■ Aim of the exercise: Please print the full listing exactly.

Collected data entries
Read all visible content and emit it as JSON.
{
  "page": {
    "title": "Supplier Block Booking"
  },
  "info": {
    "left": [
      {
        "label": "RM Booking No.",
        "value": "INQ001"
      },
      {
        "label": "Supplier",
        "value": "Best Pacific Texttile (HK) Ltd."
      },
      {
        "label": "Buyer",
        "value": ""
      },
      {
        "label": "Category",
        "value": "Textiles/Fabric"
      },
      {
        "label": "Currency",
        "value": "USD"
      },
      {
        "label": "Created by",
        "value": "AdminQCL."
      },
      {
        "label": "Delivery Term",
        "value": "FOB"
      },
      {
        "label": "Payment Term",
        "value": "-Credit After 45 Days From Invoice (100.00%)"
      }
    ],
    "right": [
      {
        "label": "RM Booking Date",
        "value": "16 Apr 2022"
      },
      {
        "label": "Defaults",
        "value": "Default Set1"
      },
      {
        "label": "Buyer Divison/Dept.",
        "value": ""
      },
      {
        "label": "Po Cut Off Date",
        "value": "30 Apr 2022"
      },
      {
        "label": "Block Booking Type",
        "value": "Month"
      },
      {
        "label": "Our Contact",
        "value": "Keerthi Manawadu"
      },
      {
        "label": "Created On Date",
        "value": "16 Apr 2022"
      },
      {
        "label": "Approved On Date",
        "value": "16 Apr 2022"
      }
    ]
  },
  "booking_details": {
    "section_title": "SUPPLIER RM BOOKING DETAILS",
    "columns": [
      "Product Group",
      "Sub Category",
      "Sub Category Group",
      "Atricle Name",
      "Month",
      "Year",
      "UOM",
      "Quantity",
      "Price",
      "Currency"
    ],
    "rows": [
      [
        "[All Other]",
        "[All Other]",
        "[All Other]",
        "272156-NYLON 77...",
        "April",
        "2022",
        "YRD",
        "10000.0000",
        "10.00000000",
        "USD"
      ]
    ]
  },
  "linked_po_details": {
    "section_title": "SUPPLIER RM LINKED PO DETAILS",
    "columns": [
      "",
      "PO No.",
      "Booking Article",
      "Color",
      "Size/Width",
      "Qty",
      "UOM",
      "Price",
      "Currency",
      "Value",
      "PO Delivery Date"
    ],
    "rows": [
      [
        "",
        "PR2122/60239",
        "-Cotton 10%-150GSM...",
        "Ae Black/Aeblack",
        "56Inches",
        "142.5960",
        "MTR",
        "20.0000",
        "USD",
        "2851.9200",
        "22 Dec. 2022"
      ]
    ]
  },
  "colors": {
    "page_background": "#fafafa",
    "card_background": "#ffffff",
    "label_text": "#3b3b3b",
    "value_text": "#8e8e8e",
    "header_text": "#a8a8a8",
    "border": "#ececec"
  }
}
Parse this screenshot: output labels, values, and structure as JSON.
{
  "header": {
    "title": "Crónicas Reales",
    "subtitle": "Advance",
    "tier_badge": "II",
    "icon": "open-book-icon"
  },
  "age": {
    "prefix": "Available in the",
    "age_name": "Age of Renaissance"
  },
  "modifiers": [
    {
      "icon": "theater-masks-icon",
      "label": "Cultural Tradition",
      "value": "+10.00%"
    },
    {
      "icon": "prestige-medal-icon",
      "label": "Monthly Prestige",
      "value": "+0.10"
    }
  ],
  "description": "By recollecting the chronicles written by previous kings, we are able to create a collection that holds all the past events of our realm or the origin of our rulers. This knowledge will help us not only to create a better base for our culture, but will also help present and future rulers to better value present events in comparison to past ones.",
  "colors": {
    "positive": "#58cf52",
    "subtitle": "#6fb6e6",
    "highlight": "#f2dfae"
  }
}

■ Answer to the task:
Read all visible content and emit it as JSON.
{
  "page": {
    "title": "Supplier Block Booking"
  },
  "info": {
    "left": [
      {
        "label": "RM Booking No.",
        "value": "INQ001"
      },
      {
        "label": "Supplier",
        "value": "Best Pacific Texttile (HK) Ltd."
      },
      {
        "label": "Buyer",
        "value": ""
      },
      {
        "label": "Category",
        "value": "Textiles/Fabric"
      },
      {
        "label": "Currency",
        "value": "USD"
      },
      {
        "label": "Created by",
        "value": "AdminQCL."
      },
      {
        "label": "Delivery Term",
        "value": "FOB"
      },
      {
        "label": "Payment Term",
        "value": "-Credit After 45 Days From Invoice (100.00%)"
      }
    ],
    "right": [
      {
        "label": "RM Booking Date",
        "value": "16 Apr 2022"
      },
      {
        "label": "Defaults",
        "value": "Default Set1"
      },
      {
        "label": "Buyer Divison/Dept.",
        "value": ""
      },
      {
        "label": "Po Cut Off Date",
        "value": "30 Apr 2022"
      },
      {
        "label": "Block Booking Type",
        "value": "Month"
      },
      {
        "label": "Our Contact",
        "value": "Keerthi Manawadu"
      },
      {
        "label": "Created On Date",
        "value": "16 Apr 2022"
      },
      {
        "label": "Approved On Date",
        "value": "16 Apr 2022"
      }
    ]
  },
  "booking_details": {
    "section_title": "SUPPLIER RM BOOKING DETAILS",
    "columns": [
      "Product Group",
      "Sub Category",
      "Sub Category Group",
      "Atricle Name",
      "Month",
      "Year",
      "UOM",
      "Quantity",
      "Price",
      "Currency"
    ],
    "rows": [
      [
        "[All Other]",
        "[All Other]",
        "[All Other]",
        "272156-NYLON 77...",
        "April",
        "2022",
        "YRD",
        "10000.0000",
        "10.00000000",
        "USD"
      ]
    ]
  },
  "linked_po_details": {
    "section_title": "SUPPLIER RM LINKED PO DETAILS",
    "columns": [
      "",
      "PO No.",
      "Booking Article",
      "Color",
      "Size/Width",
      "Qty",
      "UOM",
      "Price",
      "Currency",
      "Value",
      "PO Delivery Date"
    ],
    "rows": [
      [
        "",
        "PR2122/60239",
        "-Cotton 10%-150GSM...",
        "Ae Black/Aeblack",
        "56Inches",
        "142.5960",
        "MTR",
        "20.0000",
        "USD",
        "2851.9200",
        "22 Dec. 2022"
      ]
    ]
  },
  "colors": {
    "page_background": "#fafafa",
    "card_background": "#ffffff",
    "label_text": "#3b3b3b",
    "value_text": "#8e8e8e",
    "header_text": "#a8a8a8",
    "border": "#ececec"
  }
}
Parse this screenshot: output labels, values, and structure as JSON.
{
  "header": {
    "title": "Crónicas Reales",
    "subtitle": "Advance",
    "tier_badge": "II",
    "icon": "open-book-icon"
  },
  "age": {
    "prefix": "Available in the",
    "age_name": "Age of Renaissance"
  },
  "modifiers": [
    {
      "icon": "theater-masks-icon",
      "label": "Cultural Tradition",
      "value": "+10.00%"
    },
    {
      "icon": "prestige-medal-icon",
      "label": "Monthly Prestige",
      "value": "+0.10"
    }
  ],
  "description": "By recollecting the chronicles written by previous kings, we are able to create a collection that holds all the past events of our realm or the origin of our rulers. This knowledge will help us not only to create a better base for our culture, but will also help present and future rulers to better value present events in comparison to past ones.",
  "colors": {
    "positive": "#58cf52",
    "subtitle": "#6fb6e6",
    "highlight": "#f2dfae"
  }
}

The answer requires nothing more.